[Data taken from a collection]
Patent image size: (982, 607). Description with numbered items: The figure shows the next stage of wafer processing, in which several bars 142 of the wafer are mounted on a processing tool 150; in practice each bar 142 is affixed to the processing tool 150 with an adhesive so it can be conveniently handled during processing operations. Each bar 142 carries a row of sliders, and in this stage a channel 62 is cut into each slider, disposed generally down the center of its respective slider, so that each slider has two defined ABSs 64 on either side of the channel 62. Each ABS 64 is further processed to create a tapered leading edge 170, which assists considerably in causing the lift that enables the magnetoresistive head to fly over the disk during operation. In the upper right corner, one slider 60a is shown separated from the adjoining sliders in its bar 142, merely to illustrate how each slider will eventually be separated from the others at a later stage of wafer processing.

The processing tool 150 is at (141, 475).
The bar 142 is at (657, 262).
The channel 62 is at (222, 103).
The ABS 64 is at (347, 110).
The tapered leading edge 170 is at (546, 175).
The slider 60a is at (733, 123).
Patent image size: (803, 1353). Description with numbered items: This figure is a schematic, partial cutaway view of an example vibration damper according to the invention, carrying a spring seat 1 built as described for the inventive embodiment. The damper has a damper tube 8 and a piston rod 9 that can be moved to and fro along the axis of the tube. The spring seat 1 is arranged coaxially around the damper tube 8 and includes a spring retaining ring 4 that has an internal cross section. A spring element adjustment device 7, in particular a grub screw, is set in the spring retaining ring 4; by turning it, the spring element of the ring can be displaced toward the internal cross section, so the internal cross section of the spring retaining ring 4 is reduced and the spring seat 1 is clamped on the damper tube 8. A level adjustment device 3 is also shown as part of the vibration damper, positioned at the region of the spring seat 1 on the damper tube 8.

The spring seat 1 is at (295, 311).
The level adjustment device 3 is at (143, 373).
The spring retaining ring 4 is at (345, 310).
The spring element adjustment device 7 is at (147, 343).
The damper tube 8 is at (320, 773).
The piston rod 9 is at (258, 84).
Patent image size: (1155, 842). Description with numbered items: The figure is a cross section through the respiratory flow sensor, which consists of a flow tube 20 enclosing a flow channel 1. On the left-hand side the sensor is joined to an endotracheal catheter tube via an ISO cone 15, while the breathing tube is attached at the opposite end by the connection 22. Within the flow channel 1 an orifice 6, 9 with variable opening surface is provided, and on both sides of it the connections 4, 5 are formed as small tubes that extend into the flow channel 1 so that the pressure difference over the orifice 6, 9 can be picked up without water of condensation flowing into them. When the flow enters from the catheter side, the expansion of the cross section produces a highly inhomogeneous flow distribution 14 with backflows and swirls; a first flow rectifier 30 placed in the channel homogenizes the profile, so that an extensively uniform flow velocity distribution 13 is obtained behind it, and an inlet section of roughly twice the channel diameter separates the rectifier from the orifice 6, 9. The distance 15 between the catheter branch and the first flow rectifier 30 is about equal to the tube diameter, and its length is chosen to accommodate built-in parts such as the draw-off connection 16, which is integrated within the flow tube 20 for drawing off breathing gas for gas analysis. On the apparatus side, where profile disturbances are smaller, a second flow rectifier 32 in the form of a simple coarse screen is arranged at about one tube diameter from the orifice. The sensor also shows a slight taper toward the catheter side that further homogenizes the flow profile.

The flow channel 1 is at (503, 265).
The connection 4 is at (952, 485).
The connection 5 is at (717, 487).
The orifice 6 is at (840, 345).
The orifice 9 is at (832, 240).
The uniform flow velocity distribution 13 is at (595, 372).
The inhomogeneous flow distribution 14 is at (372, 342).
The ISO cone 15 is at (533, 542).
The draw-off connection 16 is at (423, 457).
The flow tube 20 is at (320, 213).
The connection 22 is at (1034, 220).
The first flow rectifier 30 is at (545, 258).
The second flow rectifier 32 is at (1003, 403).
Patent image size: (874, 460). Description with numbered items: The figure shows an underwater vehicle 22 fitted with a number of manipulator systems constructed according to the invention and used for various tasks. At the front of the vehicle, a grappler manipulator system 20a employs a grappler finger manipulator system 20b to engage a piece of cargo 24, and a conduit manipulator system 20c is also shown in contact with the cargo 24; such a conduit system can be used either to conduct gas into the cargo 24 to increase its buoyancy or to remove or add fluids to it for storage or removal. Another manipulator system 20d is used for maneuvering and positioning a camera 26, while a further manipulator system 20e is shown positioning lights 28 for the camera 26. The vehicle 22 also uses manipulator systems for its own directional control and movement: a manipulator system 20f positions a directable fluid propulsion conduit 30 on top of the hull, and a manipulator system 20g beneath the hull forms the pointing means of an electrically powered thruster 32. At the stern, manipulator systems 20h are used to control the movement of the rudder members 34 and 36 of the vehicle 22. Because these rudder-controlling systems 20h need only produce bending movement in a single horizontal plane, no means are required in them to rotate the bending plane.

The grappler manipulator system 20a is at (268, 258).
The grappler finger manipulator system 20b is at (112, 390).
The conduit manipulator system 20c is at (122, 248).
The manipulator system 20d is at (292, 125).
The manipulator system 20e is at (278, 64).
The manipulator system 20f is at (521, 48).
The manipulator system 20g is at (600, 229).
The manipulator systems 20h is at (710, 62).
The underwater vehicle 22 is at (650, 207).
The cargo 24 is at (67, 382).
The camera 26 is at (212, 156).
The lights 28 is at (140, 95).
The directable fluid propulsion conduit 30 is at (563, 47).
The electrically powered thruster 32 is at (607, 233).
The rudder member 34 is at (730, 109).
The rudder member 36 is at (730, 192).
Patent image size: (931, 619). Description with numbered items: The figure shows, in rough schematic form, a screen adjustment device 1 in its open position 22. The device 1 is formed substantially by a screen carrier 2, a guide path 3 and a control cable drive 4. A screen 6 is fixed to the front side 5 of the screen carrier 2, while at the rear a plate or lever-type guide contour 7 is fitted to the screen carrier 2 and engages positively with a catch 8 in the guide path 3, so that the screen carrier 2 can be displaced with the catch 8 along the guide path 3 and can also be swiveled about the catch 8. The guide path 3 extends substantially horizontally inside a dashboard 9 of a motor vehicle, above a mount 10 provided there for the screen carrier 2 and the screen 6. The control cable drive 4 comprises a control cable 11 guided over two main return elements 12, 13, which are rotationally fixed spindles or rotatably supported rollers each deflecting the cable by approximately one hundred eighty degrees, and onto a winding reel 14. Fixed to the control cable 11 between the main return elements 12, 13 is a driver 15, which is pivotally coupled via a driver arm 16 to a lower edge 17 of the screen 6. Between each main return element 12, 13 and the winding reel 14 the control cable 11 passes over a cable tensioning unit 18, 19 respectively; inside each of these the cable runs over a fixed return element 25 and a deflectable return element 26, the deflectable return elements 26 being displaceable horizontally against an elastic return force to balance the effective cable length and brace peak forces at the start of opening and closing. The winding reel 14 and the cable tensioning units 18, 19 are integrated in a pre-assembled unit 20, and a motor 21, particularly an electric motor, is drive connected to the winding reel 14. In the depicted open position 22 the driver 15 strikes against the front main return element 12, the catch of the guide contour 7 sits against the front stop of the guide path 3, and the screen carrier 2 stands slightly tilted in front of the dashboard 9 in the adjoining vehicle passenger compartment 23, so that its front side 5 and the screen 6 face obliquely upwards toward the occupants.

--- Prompt ---
Print every row above again, keeping each one word for word and unchanged.

--- Task answer ---
Patent image size: (982, 607). Description with numbered items: The figure shows the next stage of wafer processing, in which several bars 142 of the wafer are mounted on a processing tool 150; in practice each bar 142 is affixed to the processing tool 150 with an adhesive so it can be conveniently handled during processing operations. Each bar 142 carries a row of sliders, and in this stage a channel 62 is cut into each slider, disposed generally down the center of its respective slider, so that each slider has two defined ABSs 64 on either side of the channel 62. Each ABS 64 is further processed to create a tapered leading edge 170, which assists considerably in causing the lift that enables the magnetoresistive head to fly over the disk during operation. In the upper right corner, one slider 60a is shown separated from the adjoining sliders in its bar 142, merely to illustrate how each slider will eventually be separated from the others at a later stage of wafer processing.

The processing tool 150 is at (141, 475).
The bar 142 is at (657, 262).
The channel 62 is at (222, 103).
The ABS 64 is at (347, 110).
The tapered leading edge 170 is at (546, 175).
The slider 60a is at (733, 123).
Patent image size: (803, 1353). Description with numbered items: This figure is a schematic, partial cutaway view of an example vibration damper according to the invention, carrying a spring seat 1 built as described for the inventive embodiment. The damper has a damper tube 8 and a piston rod 9 that can be moved to and fro along the axis of the tube. The spring seat 1 is arranged coaxially around the damper tube 8 and includes a spring retaining ring 4 that has an internal cross section. A spring element adjustment device 7, in particular a grub screw, is set in the spring retaining ring 4; by turning it, the spring element of the ring can be displaced toward the internal cross section, so the internal cross section of the spring retaining ring 4 is reduced and the spring seat 1 is clamped on the damper tube 8. A level adjustment device 3 is also shown as part of the vibration damper, positioned at the region of the spring seat 1 on the damper tube 8.

The spring seat 1 is at (295, 311).
The level adjustment device 3 is at (143, 373).
The spring retaining ring 4 is at (345, 310).
The spring element adjustment device 7 is at (147, 343).
The damper tube 8 is at (320, 773).
The piston rod 9 is at (258, 84).
Patent image size: (1155, 842). Description with numbered items: The figure is a cross section through the respiratory flow sensor, which consists of a flow tube 20 enclosing a flow channel 1. On the left-hand side the sensor is joined to an endotracheal catheter tube via an ISO cone 15, while the breathing tube is attached at the opposite end by the connection 22. Within the flow channel 1 an orifice 6, 9 with variable opening surface is provided, and on both sides of it the connections 4, 5 are formed as small tubes that extend into the flow channel 1 so that the pressure difference over the orifice 6, 9 can be picked up without water of condensation flowing into them. When the flow enters from the catheter side, the expansion of the cross section produces a highly inhomogeneous flow distribution 14 with backflows and swirls; a first flow rectifier 30 placed in the channel homogenizes the profile, so that an extensively uniform flow velocity distribution 13 is obtained behind it, and an inlet section of roughly twice the channel diameter separates the rectifier from the orifice 6, 9. The distance 15 between the catheter branch and the first flow rectifier 30 is about equal to the tube diameter, and its length is chosen to accommodate built-in parts such as the draw-off connection 16, which is integrated within the flow tube 20 for drawing off breathing gas for gas analysis. On the apparatus side, where profile disturbances are smaller, a second flow rectifier 32 in the form of a simple coarse screen is arranged at about one tube diameter from the orifice. The sensor also shows a slight taper toward the catheter side that further homogenizes the flow profile.

The flow channel 1 is at (503, 265).
The connection 4 is at (952, 485).
The connection 5 is at (717, 487).
The orifice 6 is at (840, 345).
The orifice 9 is at (832, 240).
The uniform flow velocity distribution 13 is at (595, 372).
The inhomogeneous flow distribution 14 is at (372, 342).
The ISO cone 15 is at (533, 542).
The draw-off connection 16 is at (423, 457).
The flow tube 20 is at (320, 213).
The connection 22 is at (1034, 220).
The first flow rectifier 30 is at (545, 258).
The second flow rectifier 32 is at (1003, 403).
Patent image size: (874, 460). Description with numbered items: The figure shows an underwater vehicle 22 fitted with a number of manipulator systems constructed according to the invention and used for various tasks. At the front of the vehicle, a grappler manipulator system 20a employs a grappler finger manipulator system 20b to engage a piece of cargo 24, and a conduit manipulator system 20c is also shown in contact with the cargo 24; such a conduit system can be used either to conduct gas into the cargo 24 to increase its buoyancy or to remove or add fluids to it for storage or removal. Another manipulator system 20d is used for maneuvering and positioning a camera 26, while a further manipulator system 20e is shown positioning lights 28 for the camera 26. The vehicle 22 also uses manipulator systems for its own directional control and movement: a manipulator system 20f positions a directable fluid propulsion conduit 30 on top of the hull, and a manipulator system 20g beneath the hull forms the pointing means of an electrically powered thruster 32. At the stern, manipulator systems 20h are used to control the movement of the rudder members 34 and 36 of the vehicle 22. Because these rudder-controlling systems 20h need only produce bending movement in a single horizontal plane, no means are required in them to rotate the bending plane.

The grappler manipulator system 20a is at (268, 258).
The grappler finger manipulator system 20b is at (112, 390).
The conduit manipulator system 20c is at (122, 248).
The manipulator system 20d is at (292, 125).
The manipulator system 20e is at (278, 64).
The manipulator system 20f is at (521, 48).
The manipulator system 20g is at (600, 229).
The manipulator systems 20h is at (710, 62).
The underwater vehicle 22 is at (650, 207).
The cargo 24 is at (67, 382).
The camera 26 is at (212, 156).
The lights 28 is at (140, 95).
The directable fluid propulsion conduit 30 is at (563, 47).
The electrically powered thruster 32 is at (607, 233).
The rudder member 34 is at (730, 109).
The rudder member 36 is at (730, 192).
Patent image size: (931, 619). Description with numbered items: The figure shows, in rough schematic form, a screen adjustment device 1 in its open position 22. The device 1 is formed substantially by a screen carrier 2, a guide path 3 and a control cable drive 4. A screen 6 is fixed to the front side 5 of the screen carrier 2, while at the rear a plate or lever-type guide contour 7 is fitted to the screen carrier 2 and engages positively with a catch 8 in the guide path 3, so that the screen carrier 2 can be displaced with the catch 8 along the guide path 3 and can also be swiveled about the catch 8. The guide path 3 extends substantially horizontally inside a dashboard 9 of a motor vehicle, above a mount 10 provided there for the screen carrier 2 and the screen 6. The control cable drive 4 comprises a control cable 11 guided over two main return elements 12, 13, which are rotationally fixed spindles or rotatably supported rollers each deflecting the cable by approximately one hundred eighty degrees, and onto a winding reel 14. Fixed to the control cable 11 between the main return elements 12, 13 is a driver 15, which is pivotally coupled via a driver arm 16 to a lower edge 17 of the screen 6. Between each main return element 12, 13 and the winding reel 14 the control cable 11 passes over a cable tensioning unit 18, 19 respectively; inside each of these the cable runs over a fixed return element 25 and a deflectable return element 26, the deflectable return elements 26 being displaceable horizontally against an elastic return force to balance the effective cable length and brace peak forces at the start of opening and closing. The winding reel 14 and the cable tensioning units 18, 19 are integrated in a pre-assembled unit 20, and a motor 21, particularly an electric motor, is drive connected to the winding reel 14. In the depicted open position 22 the driver 15 strikes against the front main return element 12, the catch of the guide contour 7 sits against the front stop of the guide path 3, and the screen carrier 2 stands slightly tilted in front of the dashboard 9 in the adjoining vehicle passenger compartment 23, so that its front side 5 and the screen 6 face obliquely upwards toward the occupants.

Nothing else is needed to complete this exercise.